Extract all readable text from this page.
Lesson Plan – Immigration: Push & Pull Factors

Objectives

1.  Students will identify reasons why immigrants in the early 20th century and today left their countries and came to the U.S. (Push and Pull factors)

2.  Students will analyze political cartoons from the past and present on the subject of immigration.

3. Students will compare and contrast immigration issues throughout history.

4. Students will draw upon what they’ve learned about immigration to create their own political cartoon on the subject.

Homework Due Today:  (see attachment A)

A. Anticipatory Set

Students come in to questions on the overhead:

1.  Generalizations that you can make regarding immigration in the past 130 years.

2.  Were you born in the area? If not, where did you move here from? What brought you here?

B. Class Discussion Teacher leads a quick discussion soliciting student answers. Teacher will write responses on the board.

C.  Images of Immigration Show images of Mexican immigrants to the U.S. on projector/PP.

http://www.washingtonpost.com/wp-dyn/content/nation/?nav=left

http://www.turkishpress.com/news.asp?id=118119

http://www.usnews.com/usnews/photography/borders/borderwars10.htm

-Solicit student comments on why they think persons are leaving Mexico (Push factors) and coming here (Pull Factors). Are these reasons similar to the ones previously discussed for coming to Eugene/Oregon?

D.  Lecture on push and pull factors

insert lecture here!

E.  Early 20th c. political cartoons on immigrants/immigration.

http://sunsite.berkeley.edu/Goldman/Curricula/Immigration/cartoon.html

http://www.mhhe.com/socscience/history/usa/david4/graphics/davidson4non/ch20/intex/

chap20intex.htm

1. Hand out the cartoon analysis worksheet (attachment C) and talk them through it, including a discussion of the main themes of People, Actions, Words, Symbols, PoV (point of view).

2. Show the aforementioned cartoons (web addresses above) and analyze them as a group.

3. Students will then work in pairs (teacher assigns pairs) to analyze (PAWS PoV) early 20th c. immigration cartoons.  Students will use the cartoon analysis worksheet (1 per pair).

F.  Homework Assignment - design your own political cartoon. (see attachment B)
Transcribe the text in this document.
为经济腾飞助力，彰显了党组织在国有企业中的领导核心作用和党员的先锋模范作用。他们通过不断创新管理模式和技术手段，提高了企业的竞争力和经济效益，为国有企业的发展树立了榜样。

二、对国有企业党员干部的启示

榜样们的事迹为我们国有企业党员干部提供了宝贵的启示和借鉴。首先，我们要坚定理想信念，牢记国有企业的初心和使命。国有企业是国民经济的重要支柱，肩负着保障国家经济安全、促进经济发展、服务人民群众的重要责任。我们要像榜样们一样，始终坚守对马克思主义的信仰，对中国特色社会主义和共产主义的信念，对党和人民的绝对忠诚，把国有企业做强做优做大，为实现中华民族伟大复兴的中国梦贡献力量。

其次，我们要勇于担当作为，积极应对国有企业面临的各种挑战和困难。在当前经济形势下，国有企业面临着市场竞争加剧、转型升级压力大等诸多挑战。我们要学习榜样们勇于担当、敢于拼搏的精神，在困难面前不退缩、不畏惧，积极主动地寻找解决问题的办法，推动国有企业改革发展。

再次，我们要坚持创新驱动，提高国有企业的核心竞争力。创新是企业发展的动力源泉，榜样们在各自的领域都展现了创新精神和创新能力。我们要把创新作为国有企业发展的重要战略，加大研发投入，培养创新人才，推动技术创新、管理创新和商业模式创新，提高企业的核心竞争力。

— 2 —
□ □ □ □
== TASK INSTRUCTIONS ==
Read the entries and pick out all lines that include the word "history".

== ANSWER TO THIS PROBLEM ==
3. Students will compare and contrast immigration issues throughout history.
http://www.mhhe.com/socscience/history/usa/david4/graphics/davidson4non/ch20/intex/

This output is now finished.